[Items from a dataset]
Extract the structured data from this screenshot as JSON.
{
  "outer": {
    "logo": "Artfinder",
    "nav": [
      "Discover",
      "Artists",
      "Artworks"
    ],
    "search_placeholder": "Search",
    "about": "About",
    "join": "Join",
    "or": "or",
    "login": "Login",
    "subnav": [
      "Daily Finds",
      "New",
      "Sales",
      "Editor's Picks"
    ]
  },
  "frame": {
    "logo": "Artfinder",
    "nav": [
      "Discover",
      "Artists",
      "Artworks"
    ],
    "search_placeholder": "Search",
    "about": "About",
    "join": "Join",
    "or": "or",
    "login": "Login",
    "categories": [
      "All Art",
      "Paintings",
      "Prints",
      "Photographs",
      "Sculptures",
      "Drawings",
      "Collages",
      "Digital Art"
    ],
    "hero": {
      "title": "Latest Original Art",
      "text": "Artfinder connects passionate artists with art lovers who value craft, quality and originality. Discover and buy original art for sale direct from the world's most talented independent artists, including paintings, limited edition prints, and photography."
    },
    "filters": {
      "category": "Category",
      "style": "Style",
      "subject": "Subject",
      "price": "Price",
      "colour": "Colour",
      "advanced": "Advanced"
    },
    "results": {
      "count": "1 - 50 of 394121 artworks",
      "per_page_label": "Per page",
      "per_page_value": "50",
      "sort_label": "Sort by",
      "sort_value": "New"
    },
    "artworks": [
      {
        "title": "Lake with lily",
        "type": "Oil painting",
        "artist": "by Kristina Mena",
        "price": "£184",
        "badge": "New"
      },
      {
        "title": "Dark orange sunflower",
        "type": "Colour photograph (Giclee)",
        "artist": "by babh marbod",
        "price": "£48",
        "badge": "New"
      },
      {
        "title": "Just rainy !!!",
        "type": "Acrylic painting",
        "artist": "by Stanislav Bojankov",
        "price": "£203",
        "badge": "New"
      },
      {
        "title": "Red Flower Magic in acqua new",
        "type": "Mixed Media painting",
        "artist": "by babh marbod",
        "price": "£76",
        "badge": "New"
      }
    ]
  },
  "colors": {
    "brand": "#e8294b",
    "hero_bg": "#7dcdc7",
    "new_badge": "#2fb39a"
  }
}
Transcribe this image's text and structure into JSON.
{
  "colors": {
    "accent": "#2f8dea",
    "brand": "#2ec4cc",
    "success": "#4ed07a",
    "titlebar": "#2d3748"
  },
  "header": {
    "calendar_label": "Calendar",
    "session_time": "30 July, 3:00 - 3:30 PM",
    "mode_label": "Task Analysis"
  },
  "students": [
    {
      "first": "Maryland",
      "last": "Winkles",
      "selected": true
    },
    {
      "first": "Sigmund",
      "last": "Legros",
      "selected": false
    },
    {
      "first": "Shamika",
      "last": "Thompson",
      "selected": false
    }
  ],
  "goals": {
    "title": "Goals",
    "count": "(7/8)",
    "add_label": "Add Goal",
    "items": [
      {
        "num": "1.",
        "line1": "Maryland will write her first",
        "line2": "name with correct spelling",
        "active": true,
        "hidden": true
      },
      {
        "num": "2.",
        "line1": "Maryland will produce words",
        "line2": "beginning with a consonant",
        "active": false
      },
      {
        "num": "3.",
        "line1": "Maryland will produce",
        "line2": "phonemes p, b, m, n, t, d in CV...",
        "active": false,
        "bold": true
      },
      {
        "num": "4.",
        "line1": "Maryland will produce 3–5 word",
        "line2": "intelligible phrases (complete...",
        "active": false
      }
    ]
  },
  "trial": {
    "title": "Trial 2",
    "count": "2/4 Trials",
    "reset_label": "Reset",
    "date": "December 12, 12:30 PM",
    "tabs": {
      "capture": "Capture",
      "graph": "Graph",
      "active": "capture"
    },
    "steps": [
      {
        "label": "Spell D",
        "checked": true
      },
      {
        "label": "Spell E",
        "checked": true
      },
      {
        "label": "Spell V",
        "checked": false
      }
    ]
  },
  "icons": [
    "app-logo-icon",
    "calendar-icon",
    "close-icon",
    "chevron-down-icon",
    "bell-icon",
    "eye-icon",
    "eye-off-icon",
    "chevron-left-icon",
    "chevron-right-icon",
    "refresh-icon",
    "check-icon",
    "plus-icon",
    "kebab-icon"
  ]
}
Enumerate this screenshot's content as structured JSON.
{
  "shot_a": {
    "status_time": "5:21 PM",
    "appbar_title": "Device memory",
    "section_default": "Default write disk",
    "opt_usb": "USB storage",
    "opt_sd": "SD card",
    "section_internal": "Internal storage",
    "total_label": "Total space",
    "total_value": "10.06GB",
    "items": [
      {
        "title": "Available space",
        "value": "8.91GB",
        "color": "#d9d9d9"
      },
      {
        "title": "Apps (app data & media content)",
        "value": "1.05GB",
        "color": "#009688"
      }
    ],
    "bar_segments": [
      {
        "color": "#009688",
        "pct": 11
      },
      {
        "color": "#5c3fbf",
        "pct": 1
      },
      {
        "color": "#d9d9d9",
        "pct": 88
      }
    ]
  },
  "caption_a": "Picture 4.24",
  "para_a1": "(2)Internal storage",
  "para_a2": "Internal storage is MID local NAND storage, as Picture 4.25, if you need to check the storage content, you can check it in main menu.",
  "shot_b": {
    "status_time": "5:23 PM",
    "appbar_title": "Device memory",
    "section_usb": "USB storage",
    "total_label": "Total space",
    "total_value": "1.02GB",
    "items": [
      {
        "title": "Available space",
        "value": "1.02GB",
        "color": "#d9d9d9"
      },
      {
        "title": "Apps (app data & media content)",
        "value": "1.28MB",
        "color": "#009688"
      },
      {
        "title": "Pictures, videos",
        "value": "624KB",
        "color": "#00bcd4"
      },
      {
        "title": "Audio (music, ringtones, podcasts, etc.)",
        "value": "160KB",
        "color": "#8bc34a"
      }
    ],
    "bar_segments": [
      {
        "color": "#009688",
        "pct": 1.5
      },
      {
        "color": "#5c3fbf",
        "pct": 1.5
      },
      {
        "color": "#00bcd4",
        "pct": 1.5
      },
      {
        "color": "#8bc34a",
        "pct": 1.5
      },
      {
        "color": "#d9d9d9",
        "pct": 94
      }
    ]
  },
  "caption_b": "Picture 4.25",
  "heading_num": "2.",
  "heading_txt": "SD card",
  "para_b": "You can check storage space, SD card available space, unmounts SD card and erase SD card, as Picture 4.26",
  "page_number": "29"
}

Problem to solve>
Each line that contains the word "write" counts toward the total; give only that total.

Reply>
2